§ Exercise inputs

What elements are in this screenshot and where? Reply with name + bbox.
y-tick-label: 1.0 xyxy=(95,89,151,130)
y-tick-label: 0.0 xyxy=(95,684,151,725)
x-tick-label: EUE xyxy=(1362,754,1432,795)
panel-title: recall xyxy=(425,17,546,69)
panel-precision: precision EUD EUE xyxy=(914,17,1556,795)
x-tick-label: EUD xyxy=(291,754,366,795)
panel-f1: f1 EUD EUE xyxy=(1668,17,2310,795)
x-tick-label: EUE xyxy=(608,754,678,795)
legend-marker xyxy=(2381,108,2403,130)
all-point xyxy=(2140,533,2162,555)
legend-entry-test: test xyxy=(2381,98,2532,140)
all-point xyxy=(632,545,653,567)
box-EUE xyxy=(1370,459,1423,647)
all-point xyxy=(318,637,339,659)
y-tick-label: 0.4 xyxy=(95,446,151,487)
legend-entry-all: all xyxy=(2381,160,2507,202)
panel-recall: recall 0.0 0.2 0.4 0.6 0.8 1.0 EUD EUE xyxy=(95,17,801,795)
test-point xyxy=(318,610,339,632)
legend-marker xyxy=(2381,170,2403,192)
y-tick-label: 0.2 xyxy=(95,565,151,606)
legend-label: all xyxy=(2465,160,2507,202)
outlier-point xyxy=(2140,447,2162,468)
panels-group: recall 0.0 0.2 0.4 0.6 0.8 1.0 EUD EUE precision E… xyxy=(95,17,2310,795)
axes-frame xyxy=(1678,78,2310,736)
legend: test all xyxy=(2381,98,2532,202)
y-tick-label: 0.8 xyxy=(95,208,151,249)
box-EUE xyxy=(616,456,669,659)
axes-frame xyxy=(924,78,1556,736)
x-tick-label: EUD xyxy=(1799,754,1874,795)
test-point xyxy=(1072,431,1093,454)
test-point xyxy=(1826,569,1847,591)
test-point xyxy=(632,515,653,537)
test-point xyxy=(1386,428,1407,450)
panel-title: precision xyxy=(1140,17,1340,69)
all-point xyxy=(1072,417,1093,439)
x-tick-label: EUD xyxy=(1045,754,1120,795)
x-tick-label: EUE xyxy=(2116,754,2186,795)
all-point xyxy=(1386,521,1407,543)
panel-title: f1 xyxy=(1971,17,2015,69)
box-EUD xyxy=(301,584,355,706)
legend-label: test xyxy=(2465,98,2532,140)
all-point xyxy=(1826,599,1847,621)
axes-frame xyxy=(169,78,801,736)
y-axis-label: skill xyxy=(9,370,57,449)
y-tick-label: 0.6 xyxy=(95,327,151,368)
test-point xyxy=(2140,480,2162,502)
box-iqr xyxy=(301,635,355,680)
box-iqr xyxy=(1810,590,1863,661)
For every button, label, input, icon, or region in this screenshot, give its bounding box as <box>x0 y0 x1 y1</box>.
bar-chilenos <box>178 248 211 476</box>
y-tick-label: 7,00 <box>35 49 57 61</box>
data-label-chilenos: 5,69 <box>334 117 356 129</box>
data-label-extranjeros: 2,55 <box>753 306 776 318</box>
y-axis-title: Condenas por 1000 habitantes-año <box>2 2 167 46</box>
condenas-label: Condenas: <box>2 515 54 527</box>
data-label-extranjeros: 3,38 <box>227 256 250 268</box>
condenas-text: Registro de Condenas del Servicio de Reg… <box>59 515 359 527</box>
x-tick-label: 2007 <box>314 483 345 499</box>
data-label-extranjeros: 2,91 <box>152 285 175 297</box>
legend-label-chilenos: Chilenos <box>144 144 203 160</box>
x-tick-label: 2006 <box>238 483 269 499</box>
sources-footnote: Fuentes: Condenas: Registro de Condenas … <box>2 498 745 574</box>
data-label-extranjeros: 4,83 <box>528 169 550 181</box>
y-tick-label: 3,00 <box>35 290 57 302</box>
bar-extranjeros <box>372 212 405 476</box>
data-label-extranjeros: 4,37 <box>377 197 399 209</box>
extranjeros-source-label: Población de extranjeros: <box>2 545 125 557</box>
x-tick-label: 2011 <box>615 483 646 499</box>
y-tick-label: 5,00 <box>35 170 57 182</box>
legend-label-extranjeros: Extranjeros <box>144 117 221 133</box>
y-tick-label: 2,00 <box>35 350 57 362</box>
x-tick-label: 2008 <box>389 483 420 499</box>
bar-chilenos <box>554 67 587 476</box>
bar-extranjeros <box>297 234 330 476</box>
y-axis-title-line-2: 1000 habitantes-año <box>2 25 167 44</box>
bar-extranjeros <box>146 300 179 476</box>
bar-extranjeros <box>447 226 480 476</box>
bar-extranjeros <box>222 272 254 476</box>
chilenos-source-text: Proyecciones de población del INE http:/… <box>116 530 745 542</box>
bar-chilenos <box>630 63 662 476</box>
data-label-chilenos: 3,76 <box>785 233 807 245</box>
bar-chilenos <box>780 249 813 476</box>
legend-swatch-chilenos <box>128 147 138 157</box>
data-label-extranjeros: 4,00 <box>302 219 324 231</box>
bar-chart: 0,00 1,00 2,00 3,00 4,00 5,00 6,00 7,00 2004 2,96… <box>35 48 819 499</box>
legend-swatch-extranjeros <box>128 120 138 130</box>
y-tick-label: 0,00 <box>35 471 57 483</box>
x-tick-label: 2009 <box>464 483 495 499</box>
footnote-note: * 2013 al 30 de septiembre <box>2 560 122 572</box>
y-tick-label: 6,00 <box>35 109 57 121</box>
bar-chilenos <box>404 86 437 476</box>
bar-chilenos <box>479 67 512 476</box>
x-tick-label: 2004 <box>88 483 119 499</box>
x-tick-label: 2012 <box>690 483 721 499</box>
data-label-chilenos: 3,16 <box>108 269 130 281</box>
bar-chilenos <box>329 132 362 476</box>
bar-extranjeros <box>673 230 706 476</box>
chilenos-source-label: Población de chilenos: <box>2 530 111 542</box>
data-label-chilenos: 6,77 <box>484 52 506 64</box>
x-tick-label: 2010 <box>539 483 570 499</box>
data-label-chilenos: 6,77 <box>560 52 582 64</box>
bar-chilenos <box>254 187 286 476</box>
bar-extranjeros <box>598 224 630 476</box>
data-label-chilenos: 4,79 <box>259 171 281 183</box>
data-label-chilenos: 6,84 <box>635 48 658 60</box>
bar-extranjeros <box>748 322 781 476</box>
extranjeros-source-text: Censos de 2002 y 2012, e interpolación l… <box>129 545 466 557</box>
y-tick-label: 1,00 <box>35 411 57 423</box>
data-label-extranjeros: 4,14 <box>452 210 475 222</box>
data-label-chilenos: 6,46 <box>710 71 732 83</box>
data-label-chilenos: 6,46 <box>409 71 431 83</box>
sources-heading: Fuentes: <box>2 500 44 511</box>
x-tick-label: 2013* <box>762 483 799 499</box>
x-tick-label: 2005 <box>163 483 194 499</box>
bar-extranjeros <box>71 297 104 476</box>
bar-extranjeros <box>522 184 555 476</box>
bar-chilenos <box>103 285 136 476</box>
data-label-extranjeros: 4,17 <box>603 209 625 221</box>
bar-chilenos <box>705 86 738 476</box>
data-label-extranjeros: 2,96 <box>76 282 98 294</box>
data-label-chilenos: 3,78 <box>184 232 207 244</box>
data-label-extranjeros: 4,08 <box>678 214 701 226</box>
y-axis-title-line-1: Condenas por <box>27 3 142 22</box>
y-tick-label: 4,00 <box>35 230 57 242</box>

§ Exercise brief
Count the lines in the records that contain the string "axes", with case taken into account. Give only the number.

§ Exercise solution
3